Stored entries:
────────────────────────────────────────
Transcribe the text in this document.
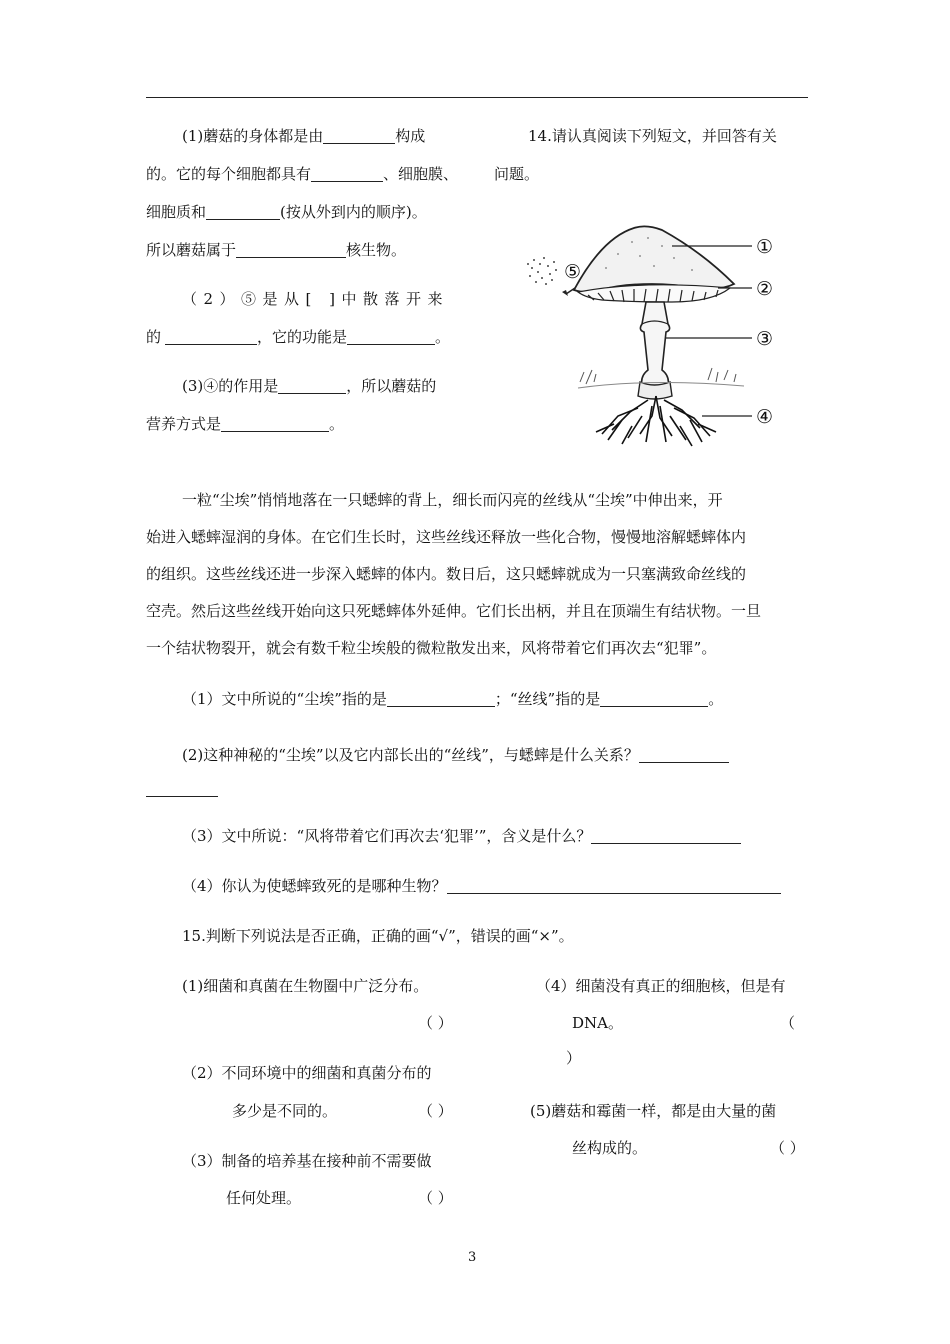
(1)蘑菇的身体都是由	构成
的。它的每个细胞都具有	、细胞膜、
细胞质和	(按从外到内的顺序)。
所以蘑菇属于	核生物。
（2）⑤是从[ ]中散落开来
的	，它的功能是	。
(3)④的作用是	，所以蘑菇的
营养方式是	。
14.请认真阅读下列短文，并回答有关
问题。
①
②
③
④
⑤
一粒“尘埃”悄悄地落在一只蟋蟀的背上，细长而闪亮的丝线从“尘埃”中伸出来，开
始进入蟋蟀湿润的身体。在它们生长时，这些丝线还释放一些化合物，慢慢地溶解蟋蟀体内
的组织。这些丝线还进一步深入蟋蟀的体内。数日后，这只蟋蟀就成为一只塞满致命丝线的
空壳。然后这些丝线开始向这只死蟋蟀体外延伸。它们长出柄，并且在顶端生有结状物。一旦
一个结状物裂开，就会有数千粒尘埃般的微粒散发出来，风将带着它们再次去“犯罪”。
（1）文中所说的“尘埃”指的是	；“丝线”指的是	。
(2)这种神秘的“尘埃”以及它内部长出的“丝线”，与蟋蟀是什么关系？
（3）文中所说：“风将带着它们再次去‘犯罪’”，含义是什么？
（4）你认为使蟋蟀致死的是哪种生物？
15.判断下列说法是否正确，正确的画“√”，错误的画“×”。
(1)细菌和真菌在生物圈中广泛分布。
（ ）
（2）不同环境中的细菌和真菌分布的
多少是不同的。	（ ）
（3）制备的培养基在接种前不需要做
任何处理。	（ ）
（4）细菌没有真正的细胞核，但是有
DNA。	（
）
(5)蘑菇和霉菌一样，都是由大量的菌
丝构成的。	（ ）
3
────────────────────────────────────────
▸ What is being asked: Copy the material shown above in full and exactly. Skip the pictures.

▸ Result:
Transcribe the text in this document.
(1)蘑菇的身体都是由	构成
的。它的每个细胞都具有	、细胞膜、
细胞质和	(按从外到内的顺序)。
所以蘑菇属于	核生物。
（2）⑤是从[ ]中散落开来
的	，它的功能是	。
(3)④的作用是	，所以蘑菇的
营养方式是	。
14.请认真阅读下列短文，并回答有关
问题。
①
②
③
④
⑤
一粒“尘埃”悄悄地落在一只蟋蟀的背上，细长而闪亮的丝线从“尘埃”中伸出来，开
始进入蟋蟀湿润的身体。在它们生长时，这些丝线还释放一些化合物，慢慢地溶解蟋蟀体内
的组织。这些丝线还进一步深入蟋蟀的体内。数日后，这只蟋蟀就成为一只塞满致命丝线的
空壳。然后这些丝线开始向这只死蟋蟀体外延伸。它们长出柄，并且在顶端生有结状物。一旦
一个结状物裂开，就会有数千粒尘埃般的微粒散发出来，风将带着它们再次去“犯罪”。
（1）文中所说的“尘埃”指的是	；“丝线”指的是	。
(2)这种神秘的“尘埃”以及它内部长出的“丝线”，与蟋蟀是什么关系？
（3）文中所说：“风将带着它们再次去‘犯罪’”，含义是什么？
（4）你认为使蟋蟀致死的是哪种生物？
15.判断下列说法是否正确，正确的画“√”，错误的画“×”。
(1)细菌和真菌在生物圈中广泛分布。
（ ）
（2）不同环境中的细菌和真菌分布的
多少是不同的。	（ ）
（3）制备的培养基在接种前不需要做
任何处理。	（ ）
（4）细菌没有真正的细胞核，但是有
DNA。	（
）
(5)蘑菇和霉菌一样，都是由大量的菌
丝构成的。	（ ）
3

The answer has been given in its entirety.